(Stored data)

- - - -

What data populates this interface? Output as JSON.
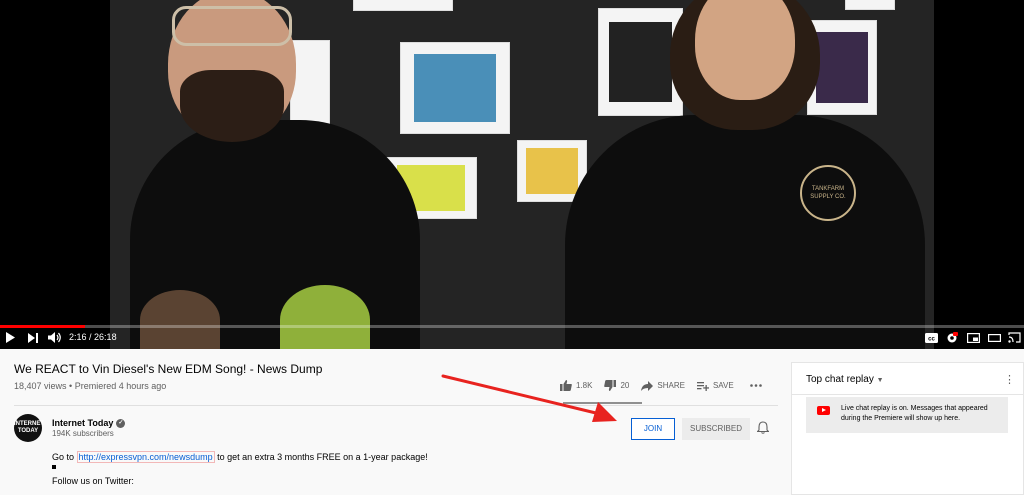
{
  "player": {
    "current_time": "2:16",
    "total_time": "26:18",
    "time_separator": " / ",
    "progress_fraction": 0.083
  },
  "video": {
    "title": "We REACT to Vin Diesel's New EDM Song! - News Dump",
    "views": "18,407 views",
    "separator": " • ",
    "premiered": "Premiered 4 hours ago"
  },
  "actions": {
    "likes": "1.8K",
    "dislikes": "20",
    "share": "SHARE",
    "save": "SAVE"
  },
  "channel": {
    "name": "Internet Today",
    "subscribers": "194K subscribers",
    "avatar_text": "INTERNET TODAY",
    "join_label": "JOIN",
    "subscribed_label": "SUBSCRIBED"
  },
  "description": {
    "prefix": "Go to ",
    "link": "http://expressvpn.com/newsdump",
    "suffix": " to get an extra 3 months FREE on a 1-year package!",
    "line2": "Follow us on Twitter:"
  },
  "chat": {
    "title": "Top chat replay",
    "message": "Live chat replay is on. Messages that appeared during the Premiere will show up here."
  },
  "colors": {
    "accent_blue": "#065fd4",
    "progress_red": "#ff0000",
    "annotation_arrow": "#e8231f"
  },
  "video_frame": {
    "shirt_text": "TANKFARM SUPPLY CO."
  }
}
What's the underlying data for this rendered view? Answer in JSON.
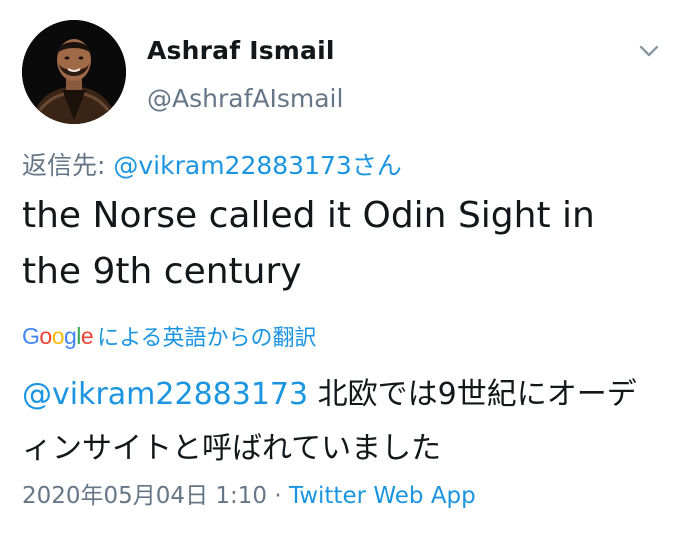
{
  "user": {
    "display_name": "Ashraf Ismail",
    "handle": "@AshrafAIsmail"
  },
  "reply": {
    "prefix": "返信先: ",
    "mention": "@vikram22883173",
    "suffix": "さん"
  },
  "tweet": {
    "text": "the Norse called it Odin Sight in the 9th century"
  },
  "translation": {
    "google_letters": [
      "G",
      "o",
      "o",
      "g",
      "l",
      "e"
    ],
    "label": "による英語からの翻訳",
    "mention": "@vikram22883173",
    "text": " 北欧では9世紀にオーディンサイトと呼ばれていました"
  },
  "meta": {
    "timestamp": "2020年05月04日 1:10",
    "separator": " · ",
    "source": "Twitter Web App"
  },
  "icons": {
    "menu": "chevron-down-icon"
  },
  "colors": {
    "link": "#1b95e0",
    "secondary_text": "#657786",
    "primary_text": "#14171a"
  }
}
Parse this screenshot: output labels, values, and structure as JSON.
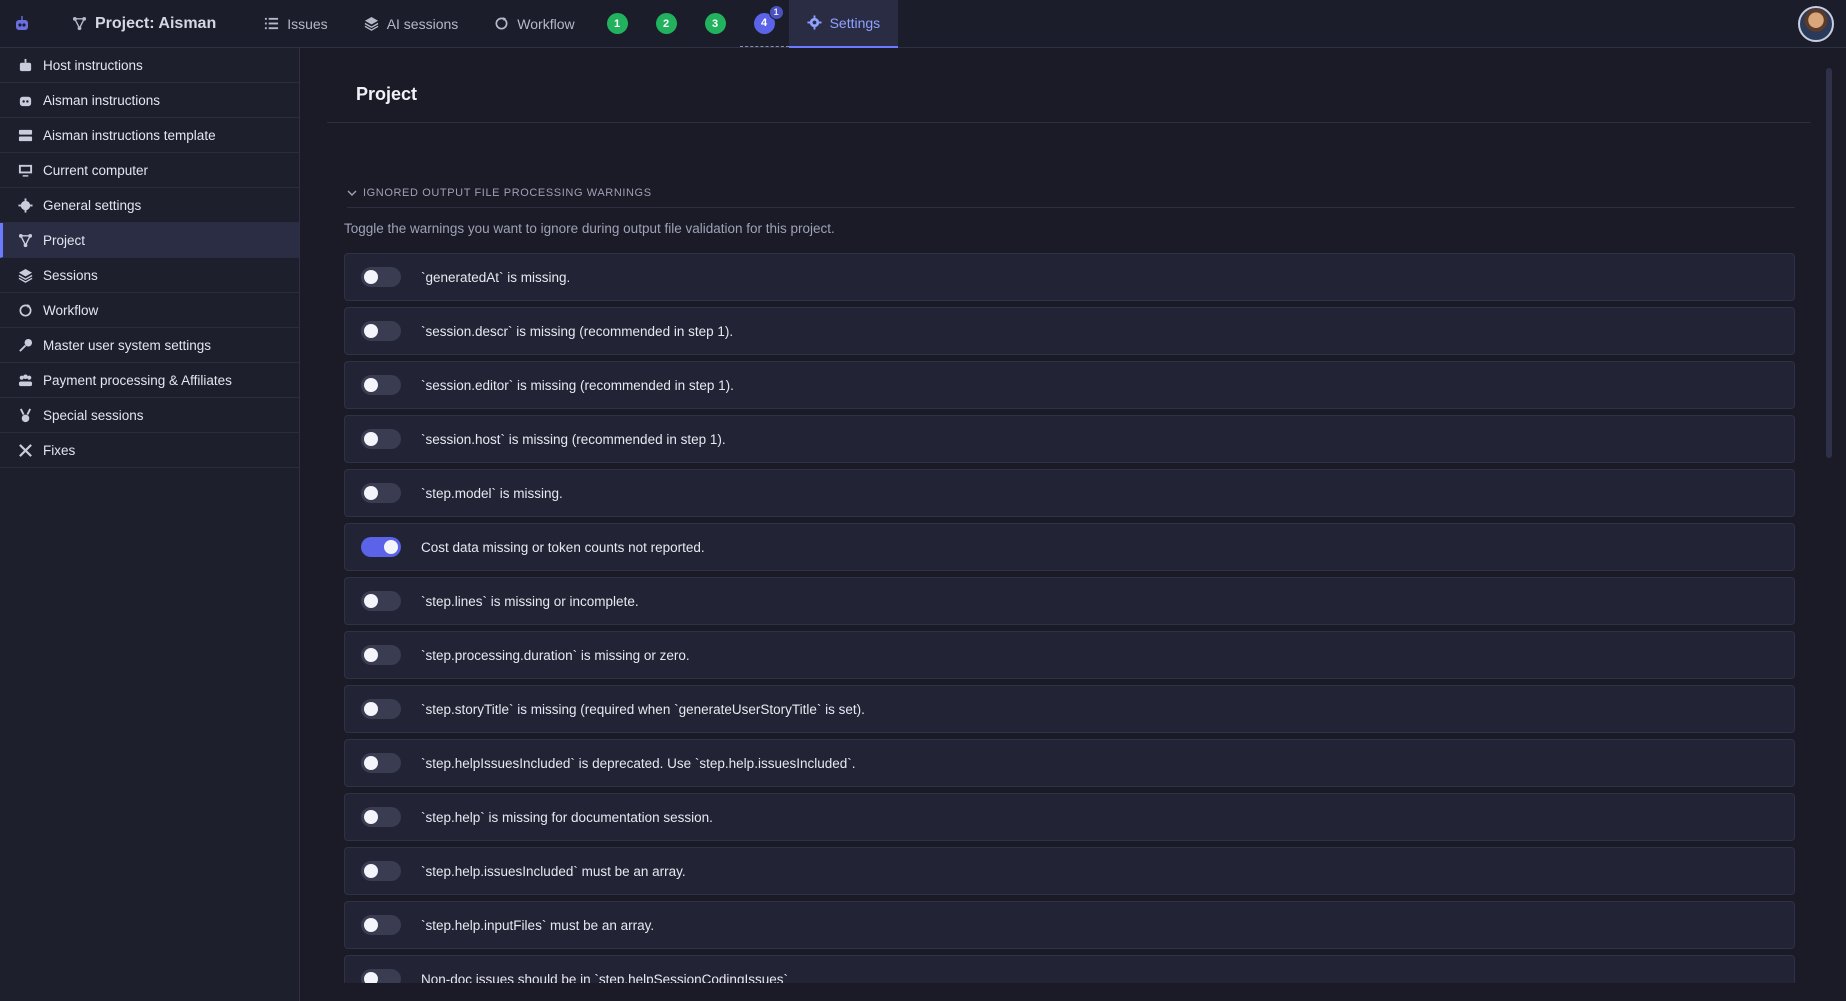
{
  "topbar": {
    "project_label": "Project: Aisman",
    "issues_label": "Issues",
    "ai_sessions_label": "AI sessions",
    "workflow_label": "Workflow",
    "steps": [
      "1",
      "2",
      "3",
      "4"
    ],
    "step4_badge": "1",
    "settings_label": "Settings"
  },
  "sidebar": {
    "items": [
      {
        "label": "Host instructions",
        "icon": "robot-icon"
      },
      {
        "label": "Aisman instructions",
        "icon": "robot-face-icon"
      },
      {
        "label": "Aisman instructions template",
        "icon": "template-icon"
      },
      {
        "label": "Current computer",
        "icon": "monitor-icon"
      },
      {
        "label": "General settings",
        "icon": "gear-icon"
      },
      {
        "label": "Project",
        "icon": "project-icon"
      },
      {
        "label": "Sessions",
        "icon": "layers-icon"
      },
      {
        "label": "Workflow",
        "icon": "workflow-icon"
      },
      {
        "label": "Master user system settings",
        "icon": "key-icon"
      },
      {
        "label": "Payment processing & Affiliates",
        "icon": "users-icon"
      },
      {
        "label": "Special sessions",
        "icon": "medal-icon"
      },
      {
        "label": "Fixes",
        "icon": "tools-icon"
      }
    ],
    "active_index": 5
  },
  "main": {
    "title": "Project",
    "section_title": "IGNORED OUTPUT FILE PROCESSING WARNINGS",
    "section_desc": "Toggle the warnings you want to ignore during output file validation for this project.",
    "warnings": [
      {
        "label": "`generatedAt` is missing.",
        "on": false
      },
      {
        "label": "`session.descr` is missing (recommended in step 1).",
        "on": false
      },
      {
        "label": "`session.editor` is missing (recommended in step 1).",
        "on": false
      },
      {
        "label": "`session.host` is missing (recommended in step 1).",
        "on": false
      },
      {
        "label": "`step.model` is missing.",
        "on": false
      },
      {
        "label": "Cost data missing or token counts not reported.",
        "on": true
      },
      {
        "label": "`step.lines` is missing or incomplete.",
        "on": false
      },
      {
        "label": "`step.processing.duration` is missing or zero.",
        "on": false
      },
      {
        "label": "`step.storyTitle` is missing (required when `generateUserStoryTitle` is set).",
        "on": false
      },
      {
        "label": "`step.helpIssuesIncluded` is deprecated. Use `step.help.issuesIncluded`.",
        "on": false
      },
      {
        "label": "`step.help` is missing for documentation session.",
        "on": false
      },
      {
        "label": "`step.help.issuesIncluded` must be an array.",
        "on": false
      },
      {
        "label": "`step.help.inputFiles` must be an array.",
        "on": false
      },
      {
        "label": "Non-doc issues should be in `step.helpSessionCodingIssues`",
        "on": false
      }
    ]
  },
  "colors": {
    "accent": "#5b63e8",
    "step_green": "#22b25e",
    "background": "#1a1b26"
  }
}
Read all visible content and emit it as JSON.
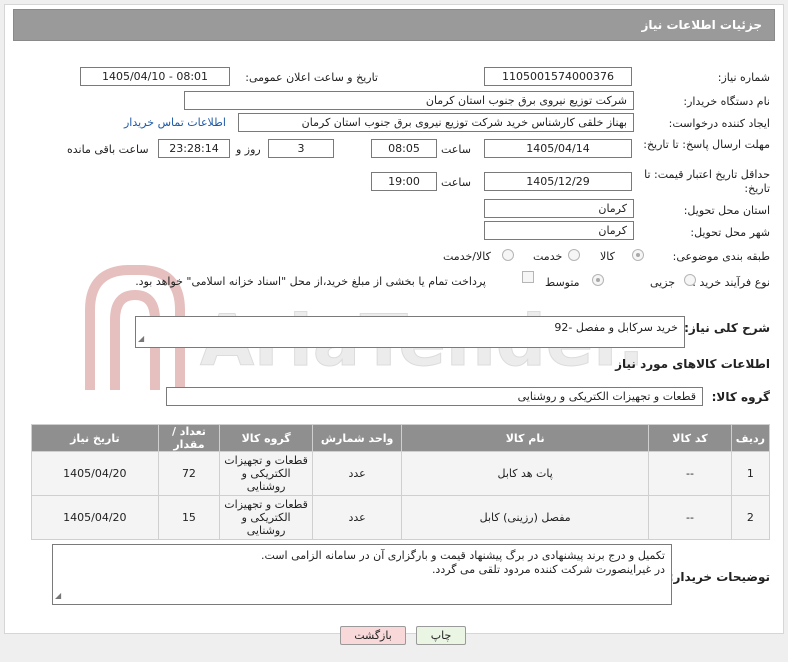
{
  "header": {
    "title": "جزئیات اطلاعات نیاز"
  },
  "labels": {
    "need_number": "شماره نیاز:",
    "announce_datetime": "تاریخ و ساعت اعلان عمومی:",
    "buyer_org": "نام دستگاه خریدار:",
    "creator": "ایجاد کننده درخواست:",
    "reply_deadline": "مهلت ارسال پاسخ: تا تاریخ:",
    "time": "ساعت",
    "day_and": "روز و",
    "remaining": "ساعت باقی مانده",
    "min_validity": "حداقل تاریخ اعتبار قیمت: تا تاریخ:",
    "province": "استان محل تحویل:",
    "city": "شهر محل تحویل:",
    "category": "طبقه بندی موضوعی:",
    "purchase_type": "نوع فرآیند خرید :",
    "need_desc": "شرح کلی نیاز:",
    "goods_info": "اطلاعات کالاهای مورد نیاز",
    "goods_group": "گروه کالا:",
    "buyer_notes": "توضیحات خریدار:"
  },
  "values": {
    "need_number": "1105001574000376",
    "announce_datetime": "1405/04/10 - 08:01",
    "buyer_org": "شرکت توزیع نیروی برق جنوب استان کرمان",
    "creator": "بهناز خلقی کارشناس خرید شرکت توزیع نیروی برق جنوب استان کرمان",
    "contact_link": "اطلاعات تماس خریدار",
    "reply_date": "1405/04/14",
    "reply_time": "08:05",
    "days": "3",
    "remaining_time": "23:28:14",
    "validity_date": "1405/12/29",
    "validity_time": "19:00",
    "province": "کرمان",
    "city": "کرمان",
    "need_desc": "خرید سرکابل و مفصل -92",
    "goods_group": "قطعات و تجهیزات الکتریکی و روشنایی",
    "buyer_notes_line1": "تکمیل و درج برند پیشنهادی در برگ پیشنهاد قیمت و بارگزاری آن در سامانه الزامی است.",
    "buyer_notes_line2": "در غیراینصورت شرکت کننده مردود تلقی می گردد."
  },
  "category_options": [
    {
      "label": "کالا",
      "selected": true
    },
    {
      "label": "خدمت",
      "selected": false
    },
    {
      "label": "کالا/خدمت",
      "selected": false
    }
  ],
  "purchase_options": [
    {
      "label": "جزیی",
      "selected": false
    },
    {
      "label": "متوسط",
      "selected": true
    }
  ],
  "payment_note": "پرداخت تمام یا بخشی از مبلغ خرید،از محل \"اسناد خزانه اسلامی\" خواهد بود.",
  "table": {
    "headers": [
      "ردیف",
      "کد کالا",
      "نام کالا",
      "واحد شمارش",
      "گروه کالا",
      "تعداد / مقدار",
      "تاریخ نیاز"
    ],
    "rows": [
      {
        "row": "1",
        "code": "--",
        "name": "پات هد کابل",
        "unit": "عدد",
        "group": "قطعات و تجهیزات الکتریکی و روشنایی",
        "qty": "72",
        "date": "1405/04/20"
      },
      {
        "row": "2",
        "code": "--",
        "name": "مفصل (رزینی) کابل",
        "unit": "عدد",
        "group": "قطعات و تجهیزات الکتریکی و روشنایی",
        "qty": "15",
        "date": "1405/04/20"
      }
    ]
  },
  "buttons": {
    "print": "چاپ",
    "back": "بازگشت"
  },
  "watermark": {
    "text": "AriaTender.net"
  },
  "colors": {
    "title_bar": "#9a9a9a",
    "table_header": "#8f8f8f",
    "link": "#1e5aa8",
    "back_button": "#f8d8d8",
    "print_button": "#eaf5e4"
  }
}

- - - -

Problem to work on:
Every line in the data above that contains "JSON" needs to be copied.

Answer in full:
What data populates this interface? Output as JSON.
What's the underlying data for this rendered view? Answer in JSON.
Parse this screenshot: output labels, values, and structure as JSON.
Read all visible content and emit it as JSON.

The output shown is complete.